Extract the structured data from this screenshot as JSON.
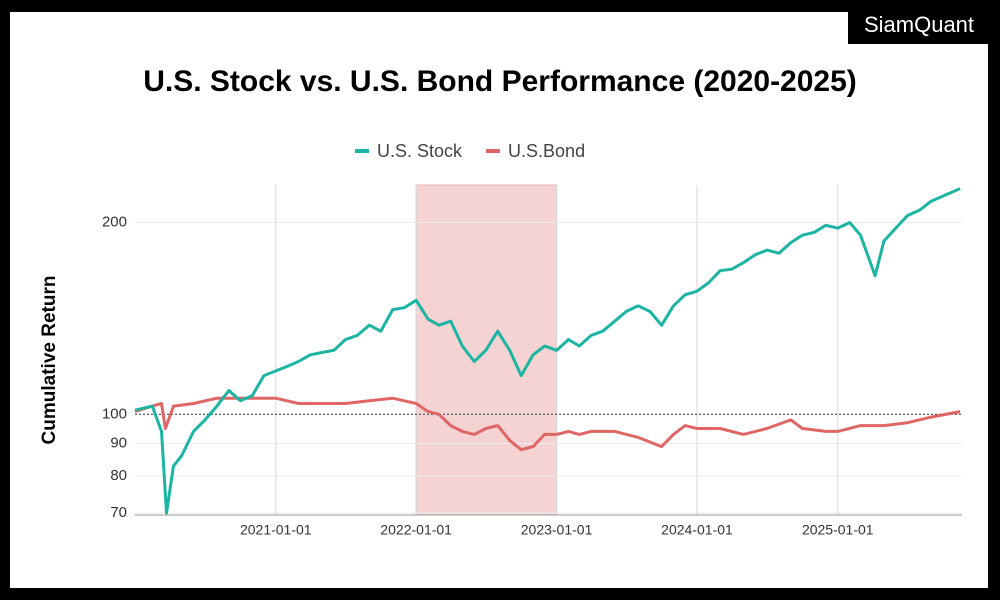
{
  "chart_data": {
    "type": "line",
    "title": "U.S. Stock vs. U.S. Bond Performance  (2020-2025)",
    "watermark": "SiamQuant",
    "y_label": "Cumulative Return",
    "log_y": true,
    "grid": true,
    "legend": "top",
    "reference_line": 100,
    "shaded_range": [
      "2022-01-01",
      "2023-01-01"
    ],
    "xlim": [
      "2020-01-01",
      "2025-11-20"
    ],
    "xticks": [
      "2021-01-01",
      "2022-01-01",
      "2023-01-01",
      "2024-01-01",
      "2025-01-01"
    ],
    "ylim": [
      69.5,
      229
    ],
    "yticks": [
      70,
      80,
      90,
      100,
      200
    ],
    "series": [
      {
        "name": "U.S. Stock",
        "color": "#1cb5a3",
        "x": [
          "2020-01-01",
          "2020-02-15",
          "2020-03-10",
          "2020-03-23",
          "2020-04-10",
          "2020-05-01",
          "2020-06-01",
          "2020-07-01",
          "2020-08-01",
          "2020-09-01",
          "2020-10-01",
          "2020-11-01",
          "2020-12-01",
          "2021-01-01",
          "2021-02-01",
          "2021-03-01",
          "2021-04-01",
          "2021-05-01",
          "2021-06-01",
          "2021-07-01",
          "2021-08-01",
          "2021-09-01",
          "2021-10-01",
          "2021-11-01",
          "2021-12-01",
          "2022-01-01",
          "2022-02-01",
          "2022-03-01",
          "2022-04-01",
          "2022-05-01",
          "2022-06-01",
          "2022-07-01",
          "2022-08-01",
          "2022-09-01",
          "2022-10-01",
          "2022-11-01",
          "2022-12-01",
          "2023-01-01",
          "2023-02-01",
          "2023-03-01",
          "2023-04-01",
          "2023-05-01",
          "2023-06-01",
          "2023-07-01",
          "2023-08-01",
          "2023-09-01",
          "2023-10-01",
          "2023-11-01",
          "2023-12-01",
          "2024-01-01",
          "2024-02-01",
          "2024-03-01",
          "2024-04-01",
          "2024-05-01",
          "2024-06-01",
          "2024-07-01",
          "2024-08-01",
          "2024-09-01",
          "2024-10-01",
          "2024-11-01",
          "2024-12-01",
          "2025-01-01",
          "2025-02-01",
          "2025-03-01",
          "2025-04-08",
          "2025-05-01",
          "2025-06-01",
          "2025-07-01",
          "2025-08-01",
          "2025-09-01",
          "2025-10-01",
          "2025-11-15"
        ],
        "values": [
          101.5,
          103,
          94,
          70,
          83,
          86,
          94,
          98,
          103,
          109,
          105,
          107,
          115,
          117,
          119,
          121,
          124,
          125,
          126,
          131,
          133,
          138,
          135,
          146,
          147,
          151,
          141,
          138,
          140,
          128,
          121,
          126,
          135,
          126,
          115,
          124,
          128,
          126,
          131,
          128,
          133,
          135,
          140,
          145,
          148,
          145,
          138,
          148,
          154,
          156,
          161,
          168,
          169,
          173,
          178,
          181,
          179,
          186,
          191,
          193,
          198,
          196,
          200,
          191,
          165,
          187,
          196,
          205,
          209,
          216,
          220,
          226
        ]
      },
      {
        "name": "U.S.Bond",
        "color": "#e06666",
        "x": [
          "2020-01-01",
          "2020-02-15",
          "2020-03-10",
          "2020-03-20",
          "2020-04-10",
          "2020-06-01",
          "2020-08-01",
          "2020-10-01",
          "2020-12-01",
          "2021-01-01",
          "2021-03-01",
          "2021-05-01",
          "2021-07-01",
          "2021-09-01",
          "2021-11-01",
          "2021-12-01",
          "2022-01-01",
          "2022-02-01",
          "2022-03-01",
          "2022-04-01",
          "2022-05-01",
          "2022-06-01",
          "2022-07-01",
          "2022-08-01",
          "2022-09-01",
          "2022-10-01",
          "2022-11-01",
          "2022-12-01",
          "2023-01-01",
          "2023-02-01",
          "2023-03-01",
          "2023-04-01",
          "2023-06-01",
          "2023-08-01",
          "2023-10-01",
          "2023-11-01",
          "2023-12-01",
          "2024-01-01",
          "2024-03-01",
          "2024-05-01",
          "2024-07-01",
          "2024-09-01",
          "2024-10-01",
          "2024-12-01",
          "2025-01-01",
          "2025-03-01",
          "2025-05-01",
          "2025-07-01",
          "2025-09-01",
          "2025-11-15"
        ],
        "values": [
          101,
          103,
          104,
          95,
          103,
          104,
          106,
          106,
          106,
          106,
          104,
          104,
          104,
          105,
          106,
          105,
          104,
          101,
          100,
          96,
          94,
          93,
          95,
          96,
          91,
          88,
          89,
          93,
          93,
          94,
          93,
          94,
          94,
          92,
          89,
          93,
          96,
          95,
          95,
          93,
          95,
          98,
          95,
          94,
          94,
          96,
          96,
          97,
          99,
          101
        ]
      }
    ]
  }
}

§ Stated problem: Where a line above holds the string "Stock", show that line.

§ Solution:
    "title": "U.S. Stock vs. U.S. Bond Performance  (2020-2025)",
        "name": "U.S. Stock",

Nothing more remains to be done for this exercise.